=== EXERCISE AIM ===
Look through the material below, count the lines containing the word "style", and state only the count.

=== MATERIAL FOR THIS EXERCISE ===

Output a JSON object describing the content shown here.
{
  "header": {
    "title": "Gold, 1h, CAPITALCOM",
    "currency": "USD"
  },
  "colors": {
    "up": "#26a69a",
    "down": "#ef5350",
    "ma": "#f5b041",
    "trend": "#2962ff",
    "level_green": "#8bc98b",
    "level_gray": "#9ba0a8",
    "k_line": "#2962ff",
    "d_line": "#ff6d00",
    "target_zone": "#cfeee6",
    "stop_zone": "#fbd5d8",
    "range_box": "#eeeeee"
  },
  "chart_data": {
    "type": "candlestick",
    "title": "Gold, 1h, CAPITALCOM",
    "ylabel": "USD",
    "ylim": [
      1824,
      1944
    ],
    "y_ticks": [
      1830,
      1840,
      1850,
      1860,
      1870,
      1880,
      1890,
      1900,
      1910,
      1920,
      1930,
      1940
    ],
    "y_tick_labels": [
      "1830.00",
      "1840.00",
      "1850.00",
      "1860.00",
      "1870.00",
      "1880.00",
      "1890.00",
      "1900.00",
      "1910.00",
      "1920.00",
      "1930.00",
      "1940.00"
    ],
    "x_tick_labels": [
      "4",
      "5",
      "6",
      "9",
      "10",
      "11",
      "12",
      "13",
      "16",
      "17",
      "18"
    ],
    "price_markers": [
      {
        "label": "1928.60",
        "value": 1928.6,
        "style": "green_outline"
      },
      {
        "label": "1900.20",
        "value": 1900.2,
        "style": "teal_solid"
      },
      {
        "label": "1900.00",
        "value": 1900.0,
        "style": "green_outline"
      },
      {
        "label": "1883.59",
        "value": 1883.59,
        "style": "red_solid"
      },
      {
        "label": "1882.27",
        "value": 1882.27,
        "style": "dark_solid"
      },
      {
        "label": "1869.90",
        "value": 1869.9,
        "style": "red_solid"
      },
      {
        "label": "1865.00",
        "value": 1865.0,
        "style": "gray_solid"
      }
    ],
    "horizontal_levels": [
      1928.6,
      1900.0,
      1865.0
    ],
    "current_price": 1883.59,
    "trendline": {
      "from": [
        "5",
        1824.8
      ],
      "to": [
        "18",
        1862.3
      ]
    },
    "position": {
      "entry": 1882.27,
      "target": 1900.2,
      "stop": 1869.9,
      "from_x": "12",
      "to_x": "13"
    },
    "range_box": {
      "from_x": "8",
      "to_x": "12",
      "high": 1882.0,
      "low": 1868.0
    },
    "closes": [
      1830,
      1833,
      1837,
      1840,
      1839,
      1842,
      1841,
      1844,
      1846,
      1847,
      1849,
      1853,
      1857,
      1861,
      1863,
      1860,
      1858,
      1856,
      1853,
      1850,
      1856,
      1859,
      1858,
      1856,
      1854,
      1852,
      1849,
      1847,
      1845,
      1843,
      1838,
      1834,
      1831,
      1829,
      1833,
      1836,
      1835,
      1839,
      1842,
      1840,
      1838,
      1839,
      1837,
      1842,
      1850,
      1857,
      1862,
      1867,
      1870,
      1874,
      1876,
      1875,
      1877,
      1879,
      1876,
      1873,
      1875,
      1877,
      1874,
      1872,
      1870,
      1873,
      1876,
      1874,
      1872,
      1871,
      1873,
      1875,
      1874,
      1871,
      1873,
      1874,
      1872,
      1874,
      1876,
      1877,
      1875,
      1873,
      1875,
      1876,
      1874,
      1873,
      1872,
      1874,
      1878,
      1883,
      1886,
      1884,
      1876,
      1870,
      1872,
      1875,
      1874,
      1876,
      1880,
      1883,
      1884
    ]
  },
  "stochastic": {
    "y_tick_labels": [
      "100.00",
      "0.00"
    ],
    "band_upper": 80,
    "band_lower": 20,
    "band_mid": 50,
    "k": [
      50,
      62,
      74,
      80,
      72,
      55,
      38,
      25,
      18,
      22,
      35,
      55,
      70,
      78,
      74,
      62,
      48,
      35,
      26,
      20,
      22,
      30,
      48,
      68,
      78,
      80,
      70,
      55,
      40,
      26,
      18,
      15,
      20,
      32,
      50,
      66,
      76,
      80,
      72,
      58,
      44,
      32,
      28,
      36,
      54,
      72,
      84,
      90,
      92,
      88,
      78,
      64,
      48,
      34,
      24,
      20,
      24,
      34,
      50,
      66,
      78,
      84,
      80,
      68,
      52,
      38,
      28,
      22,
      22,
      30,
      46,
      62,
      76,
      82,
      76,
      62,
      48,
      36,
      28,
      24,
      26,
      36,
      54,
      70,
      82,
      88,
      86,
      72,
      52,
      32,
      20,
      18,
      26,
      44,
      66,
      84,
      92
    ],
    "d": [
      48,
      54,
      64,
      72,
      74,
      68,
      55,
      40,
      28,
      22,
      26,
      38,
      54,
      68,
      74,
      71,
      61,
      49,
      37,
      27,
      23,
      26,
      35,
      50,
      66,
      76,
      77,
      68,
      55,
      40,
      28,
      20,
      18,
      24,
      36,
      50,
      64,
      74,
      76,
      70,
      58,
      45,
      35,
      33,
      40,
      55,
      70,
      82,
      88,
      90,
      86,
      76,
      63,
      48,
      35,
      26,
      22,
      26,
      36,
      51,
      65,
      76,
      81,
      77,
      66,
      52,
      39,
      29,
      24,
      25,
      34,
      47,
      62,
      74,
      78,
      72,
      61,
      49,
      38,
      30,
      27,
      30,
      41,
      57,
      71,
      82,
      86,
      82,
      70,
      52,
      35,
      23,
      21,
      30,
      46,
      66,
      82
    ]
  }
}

=== EXERCISE SOLUTION ===
7